Given problem: Write out every record in full, exactly as written, please.

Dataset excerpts

-------------------------

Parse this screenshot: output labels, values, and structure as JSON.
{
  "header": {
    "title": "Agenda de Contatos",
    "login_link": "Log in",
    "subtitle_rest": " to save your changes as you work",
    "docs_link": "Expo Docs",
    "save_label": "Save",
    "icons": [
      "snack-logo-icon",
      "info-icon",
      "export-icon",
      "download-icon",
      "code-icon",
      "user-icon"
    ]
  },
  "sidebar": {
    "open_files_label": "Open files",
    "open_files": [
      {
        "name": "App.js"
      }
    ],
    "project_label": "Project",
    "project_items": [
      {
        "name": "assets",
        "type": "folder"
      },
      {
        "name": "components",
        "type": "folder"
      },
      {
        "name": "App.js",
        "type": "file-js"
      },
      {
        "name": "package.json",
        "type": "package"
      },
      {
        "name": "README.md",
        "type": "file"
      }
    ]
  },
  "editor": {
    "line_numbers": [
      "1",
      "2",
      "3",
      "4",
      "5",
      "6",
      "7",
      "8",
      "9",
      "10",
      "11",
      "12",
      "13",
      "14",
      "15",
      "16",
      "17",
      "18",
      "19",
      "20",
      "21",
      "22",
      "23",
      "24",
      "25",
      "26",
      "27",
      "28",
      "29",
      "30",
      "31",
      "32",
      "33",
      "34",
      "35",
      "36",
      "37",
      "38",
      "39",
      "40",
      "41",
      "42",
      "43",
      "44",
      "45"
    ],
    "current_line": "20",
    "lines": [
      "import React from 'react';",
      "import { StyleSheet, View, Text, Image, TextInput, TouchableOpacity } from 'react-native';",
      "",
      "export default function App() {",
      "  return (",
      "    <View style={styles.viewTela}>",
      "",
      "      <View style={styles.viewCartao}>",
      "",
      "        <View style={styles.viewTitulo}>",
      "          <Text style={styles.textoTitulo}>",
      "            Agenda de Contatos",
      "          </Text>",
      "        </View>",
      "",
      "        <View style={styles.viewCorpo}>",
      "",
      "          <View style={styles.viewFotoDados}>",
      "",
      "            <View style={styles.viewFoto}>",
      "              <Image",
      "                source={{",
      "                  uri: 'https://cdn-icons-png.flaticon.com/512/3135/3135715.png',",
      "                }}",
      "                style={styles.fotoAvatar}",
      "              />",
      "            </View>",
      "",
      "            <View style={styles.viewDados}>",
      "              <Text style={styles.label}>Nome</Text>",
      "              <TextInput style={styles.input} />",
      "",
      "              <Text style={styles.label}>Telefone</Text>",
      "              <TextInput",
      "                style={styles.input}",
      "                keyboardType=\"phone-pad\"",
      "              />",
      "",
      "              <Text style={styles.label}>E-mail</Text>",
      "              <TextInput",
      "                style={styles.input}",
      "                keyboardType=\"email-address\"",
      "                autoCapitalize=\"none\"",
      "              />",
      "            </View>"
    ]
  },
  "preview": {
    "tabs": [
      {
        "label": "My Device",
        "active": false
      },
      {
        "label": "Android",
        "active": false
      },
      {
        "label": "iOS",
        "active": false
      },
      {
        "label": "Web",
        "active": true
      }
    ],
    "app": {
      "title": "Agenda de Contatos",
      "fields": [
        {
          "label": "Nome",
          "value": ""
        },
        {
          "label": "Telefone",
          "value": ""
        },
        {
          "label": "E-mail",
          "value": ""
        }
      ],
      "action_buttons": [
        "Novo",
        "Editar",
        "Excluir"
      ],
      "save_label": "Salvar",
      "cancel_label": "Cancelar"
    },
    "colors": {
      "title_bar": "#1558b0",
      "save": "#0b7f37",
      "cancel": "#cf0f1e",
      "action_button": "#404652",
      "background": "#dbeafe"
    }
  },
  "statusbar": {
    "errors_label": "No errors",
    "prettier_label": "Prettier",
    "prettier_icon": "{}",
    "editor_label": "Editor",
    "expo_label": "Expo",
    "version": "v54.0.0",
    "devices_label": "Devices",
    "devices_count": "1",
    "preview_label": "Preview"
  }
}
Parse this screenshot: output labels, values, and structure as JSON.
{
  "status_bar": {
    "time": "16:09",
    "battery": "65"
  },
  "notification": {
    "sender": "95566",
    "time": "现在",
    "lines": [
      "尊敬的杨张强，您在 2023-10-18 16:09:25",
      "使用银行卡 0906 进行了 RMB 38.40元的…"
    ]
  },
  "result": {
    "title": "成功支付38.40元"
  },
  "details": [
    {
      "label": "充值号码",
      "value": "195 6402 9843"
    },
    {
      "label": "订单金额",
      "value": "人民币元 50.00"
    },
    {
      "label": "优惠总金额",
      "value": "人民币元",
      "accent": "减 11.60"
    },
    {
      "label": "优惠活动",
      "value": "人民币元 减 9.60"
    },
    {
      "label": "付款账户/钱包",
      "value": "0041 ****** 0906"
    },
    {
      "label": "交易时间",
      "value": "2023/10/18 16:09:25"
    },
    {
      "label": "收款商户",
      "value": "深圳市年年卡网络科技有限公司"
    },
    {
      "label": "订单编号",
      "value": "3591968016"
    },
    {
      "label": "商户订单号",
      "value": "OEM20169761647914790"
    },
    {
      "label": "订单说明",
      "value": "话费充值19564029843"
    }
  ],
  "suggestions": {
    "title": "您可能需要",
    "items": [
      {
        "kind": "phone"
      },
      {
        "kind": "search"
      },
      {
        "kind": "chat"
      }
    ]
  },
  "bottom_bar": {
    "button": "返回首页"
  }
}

-------------------------

Solution to this problem:
Parse this screenshot: output labels, values, and structure as JSON.
{
  "header": {
    "title": "Agenda de Contatos",
    "login_link": "Log in",
    "subtitle_rest": " to save your changes as you work",
    "docs_link": "Expo Docs",
    "save_label": "Save",
    "icons": [
      "snack-logo-icon",
      "info-icon",
      "export-icon",
      "download-icon",
      "code-icon",
      "user-icon"
    ]
  },
  "sidebar": {
    "open_files_label": "Open files",
    "open_files": [
      {
        "name": "App.js"
      }
    ],
    "project_label": "Project",
    "project_items": [
      {
        "name": "assets",
        "type": "folder"
      },
      {
        "name": "components",
        "type": "folder"
      },
      {
        "name": "App.js",
        "type": "file-js"
      },
      {
        "name": "package.json",
        "type": "package"
      },
      {
        "name": "README.md",
        "type": "file"
      }
    ]
  },
  "editor": {
    "line_numbers": [
      "1",
      "2",
      "3",
      "4",
      "5",
      "6",
      "7",
      "8",
      "9",
      "10",
      "11",
      "12",
      "13",
      "14",
      "15",
      "16",
      "17",
      "18",
      "19",
      "20",
      "21",
      "22",
      "23",
      "24",
      "25",
      "26",
      "27",
      "28",
      "29",
      "30",
      "31",
      "32",
      "33",
      "34",
      "35",
      "36",
      "37",
      "38",
      "39",
      "40",
      "41",
      "42",
      "43",
      "44",
      "45"
    ],
    "current_line": "20",
    "lines": [
      "import React from 'react';",
      "import { StyleSheet, View, Text, Image, TextInput, TouchableOpacity } from 'react-native';",
      "",
      "export default function App() {",
      "  return (",
      "    <View style={styles.viewTela}>",
      "",
      "      <View style={styles.viewCartao}>",
      "",
      "        <View style={styles.viewTitulo}>",
      "          <Text style={styles.textoTitulo}>",
      "            Agenda de Contatos",
      "          </Text>",
      "        </View>",
      "",
      "        <View style={styles.viewCorpo}>",
      "",
      "          <View style={styles.viewFotoDados}>",
      "",
      "            <View style={styles.viewFoto}>",
      "              <Image",
      "                source={{",
      "                  uri: 'https://cdn-icons-png.flaticon.com/512/3135/3135715.png',",
      "                }}",
      "                style={styles.fotoAvatar}",
      "              />",
      "            </View>",
      "",
      "            <View style={styles.viewDados}>",
      "              <Text style={styles.label}>Nome</Text>",
      "              <TextInput style={styles.input} />",
      "",
      "              <Text style={styles.label}>Telefone</Text>",
      "              <TextInput",
      "                style={styles.input}",
      "                keyboardType=\"phone-pad\"",
      "              />",
      "",
      "              <Text style={styles.label}>E-mail</Text>",
      "              <TextInput",
      "                style={styles.input}",
      "                keyboardType=\"email-address\"",
      "                autoCapitalize=\"none\"",
      "              />",
      "            </View>"
    ]
  },
  "preview": {
    "tabs": [
      {
        "label": "My Device",
        "active": false
      },
      {
        "label": "Android",
        "active": false
      },
      {
        "label": "iOS",
        "active": false
      },
      {
        "label": "Web",
        "active": true
      }
    ],
    "app": {
      "title": "Agenda de Contatos",
      "fields": [
        {
          "label": "Nome",
          "value": ""
        },
        {
          "label": "Telefone",
          "value": ""
        },
        {
          "label": "E-mail",
          "value": ""
        }
      ],
      "action_buttons": [
        "Novo",
        "Editar",
        "Excluir"
      ],
      "save_label": "Salvar",
      "cancel_label": "Cancelar"
    },
    "colors": {
      "title_bar": "#1558b0",
      "save": "#0b7f37",
      "cancel": "#cf0f1e",
      "action_button": "#404652",
      "background": "#dbeafe"
    }
  },
  "statusbar": {
    "errors_label": "No errors",
    "prettier_label": "Prettier",
    "prettier_icon": "{}",
    "editor_label": "Editor",
    "expo_label": "Expo",
    "version": "v54.0.0",
    "devices_label": "Devices",
    "devices_count": "1",
    "preview_label": "Preview"
  }
}
Parse this screenshot: output labels, values, and structure as JSON.
{
  "status_bar": {
    "time": "16:09",
    "battery": "65"
  },
  "notification": {
    "sender": "95566",
    "time": "现在",
    "lines": [
      "尊敬的杨张强，您在 2023-10-18 16:09:25",
      "使用银行卡 0906 进行了 RMB 38.40元的…"
    ]
  },
  "result": {
    "title": "成功支付38.40元"
  },
  "details": [
    {
      "label": "充值号码",
      "value": "195 6402 9843"
    },
    {
      "label": "订单金额",
      "value": "人民币元 50.00"
    },
    {
      "label": "优惠总金额",
      "value": "人民币元",
      "accent": "减 11.60"
    },
    {
      "label": "优惠活动",
      "value": "人民币元 减 9.60"
    },
    {
      "label": "付款账户/钱包",
      "value": "0041 ****** 0906"
    },
    {
      "label": "交易时间",
      "value": "2023/10/18 16:09:25"
    },
    {
      "label": "收款商户",
      "value": "深圳市年年卡网络科技有限公司"
    },
    {
      "label": "订单编号",
      "value": "3591968016"
    },
    {
      "label": "商户订单号",
      "value": "OEM20169761647914790"
    },
    {
      "label": "订单说明",
      "value": "话费充值19564029843"
    }
  ],
  "suggestions": {
    "title": "您可能需要",
    "items": [
      {
        "kind": "phone"
      },
      {
        "kind": "search"
      },
      {
        "kind": "chat"
      }
    ]
  },
  "bottom_bar": {
    "button": "返回首页"
  }
}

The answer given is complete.